• [TO BE DONE]:
Will you transcribe the entries that follow, exactly and in full?

• [SOURCE MATERIAL]:
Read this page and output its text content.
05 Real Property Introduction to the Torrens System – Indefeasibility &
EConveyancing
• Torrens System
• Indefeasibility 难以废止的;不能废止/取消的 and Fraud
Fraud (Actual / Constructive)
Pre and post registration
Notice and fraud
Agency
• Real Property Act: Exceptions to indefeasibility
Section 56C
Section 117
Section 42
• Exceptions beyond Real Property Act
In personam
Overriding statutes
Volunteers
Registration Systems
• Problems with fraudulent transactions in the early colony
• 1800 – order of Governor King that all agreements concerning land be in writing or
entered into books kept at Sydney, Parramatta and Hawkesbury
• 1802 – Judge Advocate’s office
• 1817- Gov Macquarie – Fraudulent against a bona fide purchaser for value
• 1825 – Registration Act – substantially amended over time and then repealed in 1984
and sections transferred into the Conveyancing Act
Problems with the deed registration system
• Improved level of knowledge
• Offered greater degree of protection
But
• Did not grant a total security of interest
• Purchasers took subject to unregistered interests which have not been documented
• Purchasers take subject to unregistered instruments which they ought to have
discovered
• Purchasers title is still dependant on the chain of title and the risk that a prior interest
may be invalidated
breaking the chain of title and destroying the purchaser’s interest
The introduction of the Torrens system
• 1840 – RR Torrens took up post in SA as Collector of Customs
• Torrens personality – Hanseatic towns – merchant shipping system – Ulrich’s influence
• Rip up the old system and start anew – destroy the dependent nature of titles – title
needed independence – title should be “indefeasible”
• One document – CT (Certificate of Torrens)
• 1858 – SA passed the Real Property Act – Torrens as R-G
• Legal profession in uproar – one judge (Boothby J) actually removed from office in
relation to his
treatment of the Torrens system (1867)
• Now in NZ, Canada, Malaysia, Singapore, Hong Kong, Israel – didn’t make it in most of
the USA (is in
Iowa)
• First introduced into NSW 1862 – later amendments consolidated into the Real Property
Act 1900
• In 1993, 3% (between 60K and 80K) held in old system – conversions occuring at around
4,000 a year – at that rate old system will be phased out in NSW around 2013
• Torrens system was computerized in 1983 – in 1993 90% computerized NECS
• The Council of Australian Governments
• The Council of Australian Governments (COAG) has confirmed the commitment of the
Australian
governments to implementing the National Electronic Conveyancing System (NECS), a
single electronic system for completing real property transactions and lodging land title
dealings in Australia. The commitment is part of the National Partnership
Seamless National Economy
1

• [SOLUTION TO THIS PROBLEM]:
Read this page and output its text content.
05 Real Property Introduction to the Torrens System – Indefeasibility &
EConveyancing
• Torrens System
• Indefeasibility 难以废止的;不能废止/取消的 and Fraud
Fraud (Actual / Constructive)
Pre and post registration
Notice and fraud
Agency
• Real Property Act: Exceptions to indefeasibility
Section 56C
Section 117
Section 42
• Exceptions beyond Real Property Act
In personam
Overriding statutes
Volunteers
Registration Systems
• Problems with fraudulent transactions in the early colony
• 1800 – order of Governor King that all agreements concerning land be in writing or
entered into books kept at Sydney, Parramatta and Hawkesbury
• 1802 – Judge Advocate’s office
• 1817- Gov Macquarie – Fraudulent against a bona fide purchaser for value
• 1825 – Registration Act – substantially amended over time and then repealed in 1984
and sections transferred into the Conveyancing Act
Problems with the deed registration system
• Improved level of knowledge
• Offered greater degree of protection
But
• Did not grant a total security of interest
• Purchasers took subject to unregistered interests which have not been documented
• Purchasers take subject to unregistered instruments which they ought to have
discovered
• Purchasers title is still dependant on the chain of title and the risk that a prior interest
may be invalidated
breaking the chain of title and destroying the purchaser’s interest
The introduction of the Torrens system
• 1840 – RR Torrens took up post in SA as Collector of Customs
• Torrens personality – Hanseatic towns – merchant shipping system – Ulrich’s influence
• Rip up the old system and start anew – destroy the dependent nature of titles – title
needed independence – title should be “indefeasible”
• One document – CT (Certificate of Torrens)
• 1858 – SA passed the Real Property Act – Torrens as R-G
• Legal profession in uproar – one judge (Boothby J) actually removed from office in
relation to his
treatment of the Torrens system (1867)
• Now in NZ, Canada, Malaysia, Singapore, Hong Kong, Israel – didn’t make it in most of
the USA (is in
Iowa)
• First introduced into NSW 1862 – later amendments consolidated into the Real Property
Act 1900
• In 1993, 3% (between 60K and 80K) held in old system – conversions occuring at around
4,000 a year – at that rate old system will be phased out in NSW around 2013
• Torrens system was computerized in 1983 – in 1993 90% computerized NECS
• The Council of Australian Governments
• The Council of Australian Governments (COAG) has confirmed the commitment of the
Australian
governments to implementing the National Electronic Conveyancing System (NECS), a
single electronic system for completing real property transactions and lodging land title
dealings in Australia. The commitment is part of the National Partnership
Seamless National Economy
1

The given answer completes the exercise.